Directive —
Write out the listing beneath this instruction in its entirety, exactly as it reads.
>> Begin Materials provided
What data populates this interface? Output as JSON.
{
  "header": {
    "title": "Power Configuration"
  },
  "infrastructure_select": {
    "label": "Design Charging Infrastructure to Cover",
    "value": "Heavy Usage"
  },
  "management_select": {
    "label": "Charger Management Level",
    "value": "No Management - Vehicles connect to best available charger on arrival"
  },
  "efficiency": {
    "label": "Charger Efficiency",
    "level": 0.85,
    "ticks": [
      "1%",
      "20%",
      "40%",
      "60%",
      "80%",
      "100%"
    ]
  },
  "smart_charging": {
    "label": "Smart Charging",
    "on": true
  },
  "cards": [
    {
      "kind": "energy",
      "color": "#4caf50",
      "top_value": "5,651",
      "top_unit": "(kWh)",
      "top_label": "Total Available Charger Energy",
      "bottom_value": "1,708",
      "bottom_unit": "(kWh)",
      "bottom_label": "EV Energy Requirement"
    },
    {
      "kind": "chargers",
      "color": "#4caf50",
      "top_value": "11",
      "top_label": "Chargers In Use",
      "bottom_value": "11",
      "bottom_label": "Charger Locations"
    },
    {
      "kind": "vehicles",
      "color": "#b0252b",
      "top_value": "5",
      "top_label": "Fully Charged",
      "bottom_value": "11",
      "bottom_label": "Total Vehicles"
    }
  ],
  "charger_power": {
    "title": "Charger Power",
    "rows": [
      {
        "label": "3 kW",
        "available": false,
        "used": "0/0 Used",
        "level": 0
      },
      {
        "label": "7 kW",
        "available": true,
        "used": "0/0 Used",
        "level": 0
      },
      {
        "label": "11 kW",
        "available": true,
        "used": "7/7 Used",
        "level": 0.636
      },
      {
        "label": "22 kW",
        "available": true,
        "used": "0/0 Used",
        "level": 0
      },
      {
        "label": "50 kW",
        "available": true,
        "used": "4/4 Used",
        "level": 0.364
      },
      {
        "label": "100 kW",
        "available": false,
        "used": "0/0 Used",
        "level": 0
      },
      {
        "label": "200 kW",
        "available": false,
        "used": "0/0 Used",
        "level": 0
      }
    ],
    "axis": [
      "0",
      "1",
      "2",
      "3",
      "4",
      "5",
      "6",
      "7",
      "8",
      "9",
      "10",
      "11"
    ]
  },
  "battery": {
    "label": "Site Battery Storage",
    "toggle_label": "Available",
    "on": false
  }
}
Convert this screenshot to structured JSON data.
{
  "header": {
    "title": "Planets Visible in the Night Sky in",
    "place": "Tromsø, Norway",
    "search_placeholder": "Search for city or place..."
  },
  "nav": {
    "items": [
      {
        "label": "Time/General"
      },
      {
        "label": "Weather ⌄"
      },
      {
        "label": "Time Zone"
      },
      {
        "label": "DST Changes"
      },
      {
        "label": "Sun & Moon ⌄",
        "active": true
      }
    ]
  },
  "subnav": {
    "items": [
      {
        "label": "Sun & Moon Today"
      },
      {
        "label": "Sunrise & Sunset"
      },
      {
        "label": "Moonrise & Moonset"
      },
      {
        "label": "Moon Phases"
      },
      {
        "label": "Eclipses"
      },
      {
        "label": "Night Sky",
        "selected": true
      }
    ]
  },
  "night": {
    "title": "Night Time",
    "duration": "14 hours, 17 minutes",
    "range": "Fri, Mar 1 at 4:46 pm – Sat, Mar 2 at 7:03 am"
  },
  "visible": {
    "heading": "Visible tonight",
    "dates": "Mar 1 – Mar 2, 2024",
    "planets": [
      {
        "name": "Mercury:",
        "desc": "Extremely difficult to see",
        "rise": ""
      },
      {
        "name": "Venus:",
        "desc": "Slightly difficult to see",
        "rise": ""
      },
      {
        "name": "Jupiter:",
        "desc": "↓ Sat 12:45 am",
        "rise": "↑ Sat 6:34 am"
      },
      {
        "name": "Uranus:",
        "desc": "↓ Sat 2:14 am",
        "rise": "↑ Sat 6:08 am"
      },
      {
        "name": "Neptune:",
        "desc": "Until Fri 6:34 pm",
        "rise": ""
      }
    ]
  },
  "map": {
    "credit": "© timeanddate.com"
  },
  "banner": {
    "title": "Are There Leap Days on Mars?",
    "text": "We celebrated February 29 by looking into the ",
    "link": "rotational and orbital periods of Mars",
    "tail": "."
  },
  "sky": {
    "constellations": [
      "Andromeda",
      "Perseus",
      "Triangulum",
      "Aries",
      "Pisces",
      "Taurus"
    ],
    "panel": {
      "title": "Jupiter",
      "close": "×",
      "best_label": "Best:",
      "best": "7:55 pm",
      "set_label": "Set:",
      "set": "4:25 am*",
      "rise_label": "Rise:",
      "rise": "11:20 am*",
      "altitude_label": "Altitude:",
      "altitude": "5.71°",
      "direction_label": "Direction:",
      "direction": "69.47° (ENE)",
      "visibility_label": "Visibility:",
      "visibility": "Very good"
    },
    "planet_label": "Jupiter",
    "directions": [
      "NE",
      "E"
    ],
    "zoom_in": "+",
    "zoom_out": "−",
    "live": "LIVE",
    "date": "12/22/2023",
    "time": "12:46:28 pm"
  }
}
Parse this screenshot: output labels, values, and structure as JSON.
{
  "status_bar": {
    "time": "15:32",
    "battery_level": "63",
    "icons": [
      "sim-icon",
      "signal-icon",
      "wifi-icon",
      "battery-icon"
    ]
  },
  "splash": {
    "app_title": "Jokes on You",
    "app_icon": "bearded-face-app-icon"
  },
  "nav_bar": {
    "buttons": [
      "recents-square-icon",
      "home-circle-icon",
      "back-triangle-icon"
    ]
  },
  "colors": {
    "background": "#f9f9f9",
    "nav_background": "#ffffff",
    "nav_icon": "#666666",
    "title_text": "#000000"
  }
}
>> End Materials provided
Full answer —
What data populates this interface? Output as JSON.
{
  "header": {
    "title": "Power Configuration"
  },
  "infrastructure_select": {
    "label": "Design Charging Infrastructure to Cover",
    "value": "Heavy Usage"
  },
  "management_select": {
    "label": "Charger Management Level",
    "value": "No Management - Vehicles connect to best available charger on arrival"
  },
  "efficiency": {
    "label": "Charger Efficiency",
    "level": 0.85,
    "ticks": [
      "1%",
      "20%",
      "40%",
      "60%",
      "80%",
      "100%"
    ]
  },
  "smart_charging": {
    "label": "Smart Charging",
    "on": true
  },
  "cards": [
    {
      "kind": "energy",
      "color": "#4caf50",
      "top_value": "5,651",
      "top_unit": "(kWh)",
      "top_label": "Total Available Charger Energy",
      "bottom_value": "1,708",
      "bottom_unit": "(kWh)",
      "bottom_label": "EV Energy Requirement"
    },
    {
      "kind": "chargers",
      "color": "#4caf50",
      "top_value": "11",
      "top_label": "Chargers In Use",
      "bottom_value": "11",
      "bottom_label": "Charger Locations"
    },
    {
      "kind": "vehicles",
      "color": "#b0252b",
      "top_value": "5",
      "top_label": "Fully Charged",
      "bottom_value": "11",
      "bottom_label": "Total Vehicles"
    }
  ],
  "charger_power": {
    "title": "Charger Power",
    "rows": [
      {
        "label": "3 kW",
        "available": false,
        "used": "0/0 Used",
        "level": 0
      },
      {
        "label": "7 kW",
        "available": true,
        "used": "0/0 Used",
        "level": 0
      },
      {
        "label": "11 kW",
        "available": true,
        "used": "7/7 Used",
        "level": 0.636
      },
      {
        "label": "22 kW",
        "available": true,
        "used": "0/0 Used",
        "level": 0
      },
      {
        "label": "50 kW",
        "available": true,
        "used": "4/4 Used",
        "level": 0.364
      },
      {
        "label": "100 kW",
        "available": false,
        "used": "0/0 Used",
        "level": 0
      },
      {
        "label": "200 kW",
        "available": false,
        "used": "0/0 Used",
        "level": 0
      }
    ],
    "axis": [
      "0",
      "1",
      "2",
      "3",
      "4",
      "5",
      "6",
      "7",
      "8",
      "9",
      "10",
      "11"
    ]
  },
  "battery": {
    "label": "Site Battery Storage",
    "toggle_label": "Available",
    "on": false
  }
}
Convert this screenshot to structured JSON data.
{
  "header": {
    "title": "Planets Visible in the Night Sky in",
    "place": "Tromsø, Norway",
    "search_placeholder": "Search for city or place..."
  },
  "nav": {
    "items": [
      {
        "label": "Time/General"
      },
      {
        "label": "Weather ⌄"
      },
      {
        "label": "Time Zone"
      },
      {
        "label": "DST Changes"
      },
      {
        "label": "Sun & Moon ⌄",
        "active": true
      }
    ]
  },
  "subnav": {
    "items": [
      {
        "label": "Sun & Moon Today"
      },
      {
        "label": "Sunrise & Sunset"
      },
      {
        "label": "Moonrise & Moonset"
      },
      {
        "label": "Moon Phases"
      },
      {
        "label": "Eclipses"
      },
      {
        "label": "Night Sky",
        "selected": true
      }
    ]
  },
  "night": {
    "title": "Night Time",
    "duration": "14 hours, 17 minutes",
    "range": "Fri, Mar 1 at 4:46 pm – Sat, Mar 2 at 7:03 am"
  },
  "visible": {
    "heading": "Visible tonight",
    "dates": "Mar 1 – Mar 2, 2024",
    "planets": [
      {
        "name": "Mercury:",
        "desc": "Extremely difficult to see",
        "rise": ""
      },
      {
        "name": "Venus:",
        "desc": "Slightly difficult to see",
        "rise": ""
      },
      {
        "name": "Jupiter:",
        "desc": "↓ Sat 12:45 am",
        "rise": "↑ Sat 6:34 am"
      },
      {
        "name": "Uranus:",
        "desc": "↓ Sat 2:14 am",
        "rise": "↑ Sat 6:08 am"
      },
      {
        "name": "Neptune:",
        "desc": "Until Fri 6:34 pm",
        "rise": ""
      }
    ]
  },
  "map": {
    "credit": "© timeanddate.com"
  },
  "banner": {
    "title": "Are There Leap Days on Mars?",
    "text": "We celebrated February 29 by looking into the ",
    "link": "rotational and orbital periods of Mars",
    "tail": "."
  },
  "sky": {
    "constellations": [
      "Andromeda",
      "Perseus",
      "Triangulum",
      "Aries",
      "Pisces",
      "Taurus"
    ],
    "panel": {
      "title": "Jupiter",
      "close": "×",
      "best_label": "Best:",
      "best": "7:55 pm",
      "set_label": "Set:",
      "set": "4:25 am*",
      "rise_label": "Rise:",
      "rise": "11:20 am*",
      "altitude_label": "Altitude:",
      "altitude": "5.71°",
      "direction_label": "Direction:",
      "direction": "69.47° (ENE)",
      "visibility_label": "Visibility:",
      "visibility": "Very good"
    },
    "planet_label": "Jupiter",
    "directions": [
      "NE",
      "E"
    ],
    "zoom_in": "+",
    "zoom_out": "−",
    "live": "LIVE",
    "date": "12/22/2023",
    "time": "12:46:28 pm"
  }
}
Parse this screenshot: output labels, values, and structure as JSON.
{
  "status_bar": {
    "time": "15:32",
    "battery_level": "63",
    "icons": [
      "sim-icon",
      "signal-icon",
      "wifi-icon",
      "battery-icon"
    ]
  },
  "splash": {
    "app_title": "Jokes on You",
    "app_icon": "bearded-face-app-icon"
  },
  "nav_bar": {
    "buttons": [
      "recents-square-icon",
      "home-circle-icon",
      "back-triangle-icon"
    ]
  },
  "colors": {
    "background": "#f9f9f9",
    "nav_background": "#ffffff",
    "nav_icon": "#666666",
    "title_text": "#000000"
  }
}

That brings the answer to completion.